TEXTO EXIBIDO:
..........

Por Shirley Barrack* 

Mesmo Cabral, com seu olhar capaz de vislumbrar daqui, o Monte Pascoal lá em Itamaraju, ficaria surpreso com a extensão dos limites da Comarca de Porto Seguro, a cargo de apenas 17 destemidos Oficiais de Justiça, de carne e osso, quarentões, protegidos apenas com a frágil camisa de algodão, responsáveis pelos mandados da Justiça Comum (Cível, Crime, Fazenda Pública, etc) e do Sistema dos Juizados Especiais. 

São 2.287 km2 de município, com seus inúmeros e populosos bairros (só o Baianão tem cerca de 70 mil habitantes) e os distritos de Vera Cruz, Arraial D’ajuda, Vale Verde, Trancoso, Caraívas, Aldeia de Barra Velha, Queimados, Boca da Mata, etc; alguns paradisíacos, mas com muitas estradas sem pavimentação.

..........

Registros do conjunto de dados:
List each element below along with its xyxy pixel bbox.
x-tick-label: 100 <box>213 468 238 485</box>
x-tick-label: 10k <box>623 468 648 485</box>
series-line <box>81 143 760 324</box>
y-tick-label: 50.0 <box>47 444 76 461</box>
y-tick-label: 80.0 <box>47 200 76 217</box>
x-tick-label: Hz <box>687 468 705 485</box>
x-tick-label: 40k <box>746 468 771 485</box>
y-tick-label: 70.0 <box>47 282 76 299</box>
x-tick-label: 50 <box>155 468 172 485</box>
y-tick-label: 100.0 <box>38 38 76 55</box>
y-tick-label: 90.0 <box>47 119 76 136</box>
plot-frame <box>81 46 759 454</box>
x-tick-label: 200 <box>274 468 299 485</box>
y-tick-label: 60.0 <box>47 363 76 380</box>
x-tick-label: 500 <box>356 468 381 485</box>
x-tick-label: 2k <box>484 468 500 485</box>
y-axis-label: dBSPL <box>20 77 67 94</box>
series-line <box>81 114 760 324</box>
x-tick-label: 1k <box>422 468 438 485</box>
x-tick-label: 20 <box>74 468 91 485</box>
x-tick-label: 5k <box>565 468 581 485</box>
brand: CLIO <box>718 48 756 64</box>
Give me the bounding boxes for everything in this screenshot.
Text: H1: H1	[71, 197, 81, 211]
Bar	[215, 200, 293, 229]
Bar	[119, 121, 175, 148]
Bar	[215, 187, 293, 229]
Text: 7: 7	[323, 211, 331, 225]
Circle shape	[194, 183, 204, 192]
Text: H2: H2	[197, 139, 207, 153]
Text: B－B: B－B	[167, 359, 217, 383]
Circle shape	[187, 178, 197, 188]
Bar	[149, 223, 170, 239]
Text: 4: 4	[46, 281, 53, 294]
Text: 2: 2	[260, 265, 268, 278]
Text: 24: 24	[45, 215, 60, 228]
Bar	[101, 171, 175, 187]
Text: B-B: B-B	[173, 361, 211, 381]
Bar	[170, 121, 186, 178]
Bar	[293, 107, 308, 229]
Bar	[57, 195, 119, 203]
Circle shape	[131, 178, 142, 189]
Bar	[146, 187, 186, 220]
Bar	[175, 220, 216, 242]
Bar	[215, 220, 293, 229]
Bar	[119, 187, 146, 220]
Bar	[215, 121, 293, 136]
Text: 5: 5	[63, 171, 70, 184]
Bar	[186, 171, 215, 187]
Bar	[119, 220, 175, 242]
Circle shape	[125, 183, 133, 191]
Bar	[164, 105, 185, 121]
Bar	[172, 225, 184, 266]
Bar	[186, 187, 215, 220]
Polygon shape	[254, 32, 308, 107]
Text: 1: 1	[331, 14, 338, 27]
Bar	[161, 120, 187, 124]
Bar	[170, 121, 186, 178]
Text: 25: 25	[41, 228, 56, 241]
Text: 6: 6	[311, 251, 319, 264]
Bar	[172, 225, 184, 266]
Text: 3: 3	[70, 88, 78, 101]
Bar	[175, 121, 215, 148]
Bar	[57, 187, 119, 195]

..........

INSTRUÇÕES DA TAREFA:
Reescreva o trecho do texto sobre a Comarca de Porto Seguro entre "São 2.287 km2" e "estradas sem pavimentação.", inclusive, substituindo "distritos" por "povoados". O material não é necessário para esta tarefa.

RESULTADO:
São 2.287 km2 de município, com seus inúmeros e populosos bairros (só o Baianão tem cerca de 70 mil habitantes) e os povoados de Vera Cruz, Arraial D’ajuda, Vale Verde, Trancoso, Caraívas, Aldeia de Barra Velha, Queimados, Boca da Mata, etc; alguns paradisíacos, mas com muitas estradas sem pavimentação.